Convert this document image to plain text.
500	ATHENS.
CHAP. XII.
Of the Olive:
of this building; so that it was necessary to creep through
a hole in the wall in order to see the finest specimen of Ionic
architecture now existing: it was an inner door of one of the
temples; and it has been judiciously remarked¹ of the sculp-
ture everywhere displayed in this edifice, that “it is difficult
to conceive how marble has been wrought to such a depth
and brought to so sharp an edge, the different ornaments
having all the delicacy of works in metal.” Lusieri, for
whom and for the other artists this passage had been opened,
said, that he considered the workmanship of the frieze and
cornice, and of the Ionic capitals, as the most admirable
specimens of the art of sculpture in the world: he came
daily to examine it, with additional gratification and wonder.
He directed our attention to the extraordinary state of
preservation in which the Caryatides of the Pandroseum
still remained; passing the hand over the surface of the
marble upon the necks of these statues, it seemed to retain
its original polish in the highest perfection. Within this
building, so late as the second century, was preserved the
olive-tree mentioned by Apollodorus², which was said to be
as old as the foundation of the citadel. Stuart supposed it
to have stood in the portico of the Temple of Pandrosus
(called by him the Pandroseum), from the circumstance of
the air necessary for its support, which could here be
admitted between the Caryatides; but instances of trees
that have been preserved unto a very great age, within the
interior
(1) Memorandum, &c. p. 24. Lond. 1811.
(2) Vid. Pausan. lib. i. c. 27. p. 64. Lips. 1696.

— Written instruction —
Repeat each record in full; every line must match exactly.

— Solution below —
Convert this document image to plain text.
500	ATHENS.
CHAP. XII.
Of the Olive:
of this building; so that it was necessary to creep through
a hole in the wall in order to see the finest specimen of Ionic
architecture now existing: it was an inner door of one of the
temples; and it has been judiciously remarked¹ of the sculp-
ture everywhere displayed in this edifice, that “it is difficult
to conceive how marble has been wrought to such a depth
and brought to so sharp an edge, the different ornaments
having all the delicacy of works in metal.” Lusieri, for
whom and for the other artists this passage had been opened,
said, that he considered the workmanship of the frieze and
cornice, and of the Ionic capitals, as the most admirable
specimens of the art of sculpture in the world: he came
daily to examine it, with additional gratification and wonder.
He directed our attention to the extraordinary state of
preservation in which the Caryatides of the Pandroseum
still remained; passing the hand over the surface of the
marble upon the necks of these statues, it seemed to retain
its original polish in the highest perfection. Within this
building, so late as the second century, was preserved the
olive-tree mentioned by Apollodorus², which was said to be
as old as the foundation of the citadel. Stuart supposed it
to have stood in the portico of the Temple of Pandrosus
(called by him the Pandroseum), from the circumstance of
the air necessary for its support, which could here be
admitted between the Caryatides; but instances of trees
that have been preserved unto a very great age, within the
interior
(1) Memorandum, &c. p. 24. Lond. 1811.
(2) Vid. Pausan. lib. i. c. 27. p. 64. Lips. 1696.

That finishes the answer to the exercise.